• _Goal_
Each record must be reproduced exactly as it is shown.
▼
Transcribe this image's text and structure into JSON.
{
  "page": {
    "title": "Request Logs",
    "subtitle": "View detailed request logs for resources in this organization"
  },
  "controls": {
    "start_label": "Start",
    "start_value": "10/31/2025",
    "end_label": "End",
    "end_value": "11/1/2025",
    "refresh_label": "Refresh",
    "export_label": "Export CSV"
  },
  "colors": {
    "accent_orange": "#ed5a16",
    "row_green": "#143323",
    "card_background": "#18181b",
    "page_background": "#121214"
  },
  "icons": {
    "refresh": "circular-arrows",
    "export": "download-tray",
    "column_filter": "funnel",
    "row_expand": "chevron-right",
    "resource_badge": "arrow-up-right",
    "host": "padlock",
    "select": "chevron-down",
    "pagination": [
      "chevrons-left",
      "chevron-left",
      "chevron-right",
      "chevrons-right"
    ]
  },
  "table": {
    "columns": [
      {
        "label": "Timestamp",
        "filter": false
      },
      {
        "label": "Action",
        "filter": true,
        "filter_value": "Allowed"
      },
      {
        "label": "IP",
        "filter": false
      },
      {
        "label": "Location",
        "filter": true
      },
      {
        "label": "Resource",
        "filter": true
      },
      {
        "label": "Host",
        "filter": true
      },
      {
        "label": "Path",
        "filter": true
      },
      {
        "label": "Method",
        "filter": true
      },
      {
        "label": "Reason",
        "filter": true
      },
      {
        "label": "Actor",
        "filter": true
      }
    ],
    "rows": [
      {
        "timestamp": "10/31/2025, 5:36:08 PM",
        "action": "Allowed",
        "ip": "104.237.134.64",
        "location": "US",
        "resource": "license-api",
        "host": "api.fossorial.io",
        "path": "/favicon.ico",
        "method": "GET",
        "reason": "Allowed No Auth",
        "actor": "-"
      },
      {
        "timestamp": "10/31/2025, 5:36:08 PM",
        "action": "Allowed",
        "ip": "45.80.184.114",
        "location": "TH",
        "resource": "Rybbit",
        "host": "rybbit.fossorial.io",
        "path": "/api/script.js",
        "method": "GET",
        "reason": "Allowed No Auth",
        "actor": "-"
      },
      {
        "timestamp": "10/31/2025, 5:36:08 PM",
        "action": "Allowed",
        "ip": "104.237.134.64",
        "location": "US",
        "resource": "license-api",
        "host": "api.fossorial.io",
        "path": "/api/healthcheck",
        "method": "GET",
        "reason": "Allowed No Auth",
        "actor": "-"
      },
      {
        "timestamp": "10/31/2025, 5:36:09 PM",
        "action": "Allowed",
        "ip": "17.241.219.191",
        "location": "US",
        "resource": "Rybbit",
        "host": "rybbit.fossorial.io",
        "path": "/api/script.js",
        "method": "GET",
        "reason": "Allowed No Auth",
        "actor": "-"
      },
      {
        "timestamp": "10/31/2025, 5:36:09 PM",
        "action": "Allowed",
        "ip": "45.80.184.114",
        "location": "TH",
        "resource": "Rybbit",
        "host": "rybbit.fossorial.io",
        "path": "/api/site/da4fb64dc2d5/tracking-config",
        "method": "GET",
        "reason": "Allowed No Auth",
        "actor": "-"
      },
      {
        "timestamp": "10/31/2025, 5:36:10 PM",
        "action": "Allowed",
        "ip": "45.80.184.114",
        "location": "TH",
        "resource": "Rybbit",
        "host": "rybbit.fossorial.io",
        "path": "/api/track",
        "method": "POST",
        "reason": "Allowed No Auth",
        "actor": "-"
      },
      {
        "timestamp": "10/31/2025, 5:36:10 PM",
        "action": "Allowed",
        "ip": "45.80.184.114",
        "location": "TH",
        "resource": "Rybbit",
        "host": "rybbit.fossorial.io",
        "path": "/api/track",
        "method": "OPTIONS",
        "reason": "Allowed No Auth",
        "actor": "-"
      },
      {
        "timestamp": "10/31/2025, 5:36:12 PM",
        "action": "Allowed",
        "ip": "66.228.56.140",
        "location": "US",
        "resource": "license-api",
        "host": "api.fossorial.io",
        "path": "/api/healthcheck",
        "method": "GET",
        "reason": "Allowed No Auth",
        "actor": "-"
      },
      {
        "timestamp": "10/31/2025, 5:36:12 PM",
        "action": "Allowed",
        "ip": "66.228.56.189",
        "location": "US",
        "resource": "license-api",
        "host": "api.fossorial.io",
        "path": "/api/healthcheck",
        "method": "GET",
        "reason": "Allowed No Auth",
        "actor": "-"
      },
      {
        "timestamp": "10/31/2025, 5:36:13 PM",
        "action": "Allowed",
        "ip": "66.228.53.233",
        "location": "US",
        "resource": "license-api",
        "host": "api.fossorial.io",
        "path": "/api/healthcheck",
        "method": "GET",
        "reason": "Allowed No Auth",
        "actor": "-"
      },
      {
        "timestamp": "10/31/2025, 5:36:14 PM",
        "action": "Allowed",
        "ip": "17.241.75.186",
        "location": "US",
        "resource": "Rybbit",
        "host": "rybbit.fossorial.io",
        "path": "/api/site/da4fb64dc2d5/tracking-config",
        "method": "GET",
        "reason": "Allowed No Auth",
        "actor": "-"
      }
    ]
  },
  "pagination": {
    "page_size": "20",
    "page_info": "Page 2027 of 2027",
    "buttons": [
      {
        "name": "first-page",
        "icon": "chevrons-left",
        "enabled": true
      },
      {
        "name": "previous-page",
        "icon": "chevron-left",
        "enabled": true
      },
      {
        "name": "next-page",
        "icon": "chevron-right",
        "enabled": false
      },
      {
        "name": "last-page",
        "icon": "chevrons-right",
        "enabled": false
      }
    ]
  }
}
▲
• _The completed task_
Transcribe this image's text and structure into JSON.
{
  "page": {
    "title": "Request Logs",
    "subtitle": "View detailed request logs for resources in this organization"
  },
  "controls": {
    "start_label": "Start",
    "start_value": "10/31/2025",
    "end_label": "End",
    "end_value": "11/1/2025",
    "refresh_label": "Refresh",
    "export_label": "Export CSV"
  },
  "colors": {
    "accent_orange": "#ed5a16",
    "row_green": "#143323",
    "card_background": "#18181b",
    "page_background": "#121214"
  },
  "icons": {
    "refresh": "circular-arrows",
    "export": "download-tray",
    "column_filter": "funnel",
    "row_expand": "chevron-right",
    "resource_badge": "arrow-up-right",
    "host": "padlock",
    "select": "chevron-down",
    "pagination": [
      "chevrons-left",
      "chevron-left",
      "chevron-right",
      "chevrons-right"
    ]
  },
  "table": {
    "columns": [
      {
        "label": "Timestamp",
        "filter": false
      },
      {
        "label": "Action",
        "filter": true,
        "filter_value": "Allowed"
      },
      {
        "label": "IP",
        "filter": false
      },
      {
        "label": "Location",
        "filter": true
      },
      {
        "label": "Resource",
        "filter": true
      },
      {
        "label": "Host",
        "filter": true
      },
      {
        "label": "Path",
        "filter": true
      },
      {
        "label": "Method",
        "filter": true
      },
      {
        "label": "Reason",
        "filter": true
      },
      {
        "label": "Actor",
        "filter": true
      }
    ],
    "rows": [
      {
        "timestamp": "10/31/2025, 5:36:08 PM",
        "action": "Allowed",
        "ip": "104.237.134.64",
        "location": "US",
        "resource": "license-api",
        "host": "api.fossorial.io",
        "path": "/favicon.ico",
        "method": "GET",
        "reason": "Allowed No Auth",
        "actor": "-"
      },
      {
        "timestamp": "10/31/2025, 5:36:08 PM",
        "action": "Allowed",
        "ip": "45.80.184.114",
        "location": "TH",
        "resource": "Rybbit",
        "host": "rybbit.fossorial.io",
        "path": "/api/script.js",
        "method": "GET",
        "reason": "Allowed No Auth",
        "actor": "-"
      },
      {
        "timestamp": "10/31/2025, 5:36:08 PM",
        "action": "Allowed",
        "ip": "104.237.134.64",
        "location": "US",
        "resource": "license-api",
        "host": "api.fossorial.io",
        "path": "/api/healthcheck",
        "method": "GET",
        "reason": "Allowed No Auth",
        "actor": "-"
      },
      {
        "timestamp": "10/31/2025, 5:36:09 PM",
        "action": "Allowed",
        "ip": "17.241.219.191",
        "location": "US",
        "resource": "Rybbit",
        "host": "rybbit.fossorial.io",
        "path": "/api/script.js",
        "method": "GET",
        "reason": "Allowed No Auth",
        "actor": "-"
      },
      {
        "timestamp": "10/31/2025, 5:36:09 PM",
        "action": "Allowed",
        "ip": "45.80.184.114",
        "location": "TH",
        "resource": "Rybbit",
        "host": "rybbit.fossorial.io",
        "path": "/api/site/da4fb64dc2d5/tracking-config",
        "method": "GET",
        "reason": "Allowed No Auth",
        "actor": "-"
      },
      {
        "timestamp": "10/31/2025, 5:36:10 PM",
        "action": "Allowed",
        "ip": "45.80.184.114",
        "location": "TH",
        "resource": "Rybbit",
        "host": "rybbit.fossorial.io",
        "path": "/api/track",
        "method": "POST",
        "reason": "Allowed No Auth",
        "actor": "-"
      },
      {
        "timestamp": "10/31/2025, 5:36:10 PM",
        "action": "Allowed",
        "ip": "45.80.184.114",
        "location": "TH",
        "resource": "Rybbit",
        "host": "rybbit.fossorial.io",
        "path": "/api/track",
        "method": "OPTIONS",
        "reason": "Allowed No Auth",
        "actor": "-"
      },
      {
        "timestamp": "10/31/2025, 5:36:12 PM",
        "action": "Allowed",
        "ip": "66.228.56.140",
        "location": "US",
        "resource": "license-api",
        "host": "api.fossorial.io",
        "path": "/api/healthcheck",
        "method": "GET",
        "reason": "Allowed No Auth",
        "actor": "-"
      },
      {
        "timestamp": "10/31/2025, 5:36:12 PM",
        "action": "Allowed",
        "ip": "66.228.56.189",
        "location": "US",
        "resource": "license-api",
        "host": "api.fossorial.io",
        "path": "/api/healthcheck",
        "method": "GET",
        "reason": "Allowed No Auth",
        "actor": "-"
      },
      {
        "timestamp": "10/31/2025, 5:36:13 PM",
        "action": "Allowed",
        "ip": "66.228.53.233",
        "location": "US",
        "resource": "license-api",
        "host": "api.fossorial.io",
        "path": "/api/healthcheck",
        "method": "GET",
        "reason": "Allowed No Auth",
        "actor": "-"
      },
      {
        "timestamp": "10/31/2025, 5:36:14 PM",
        "action": "Allowed",
        "ip": "17.241.75.186",
        "location": "US",
        "resource": "Rybbit",
        "host": "rybbit.fossorial.io",
        "path": "/api/site/da4fb64dc2d5/tracking-config",
        "method": "GET",
        "reason": "Allowed No Auth",
        "actor": "-"
      }
    ]
  },
  "pagination": {
    "page_size": "20",
    "page_info": "Page 2027 of 2027",
    "buttons": [
      {
        "name": "first-page",
        "icon": "chevrons-left",
        "enabled": true
      },
      {
        "name": "previous-page",
        "icon": "chevron-left",
        "enabled": true
      },
      {
        "name": "next-page",
        "icon": "chevron-right",
        "enabled": false
      },
      {
        "name": "last-page",
        "icon": "chevrons-right",
        "enabled": false
      }
    ]
  }
}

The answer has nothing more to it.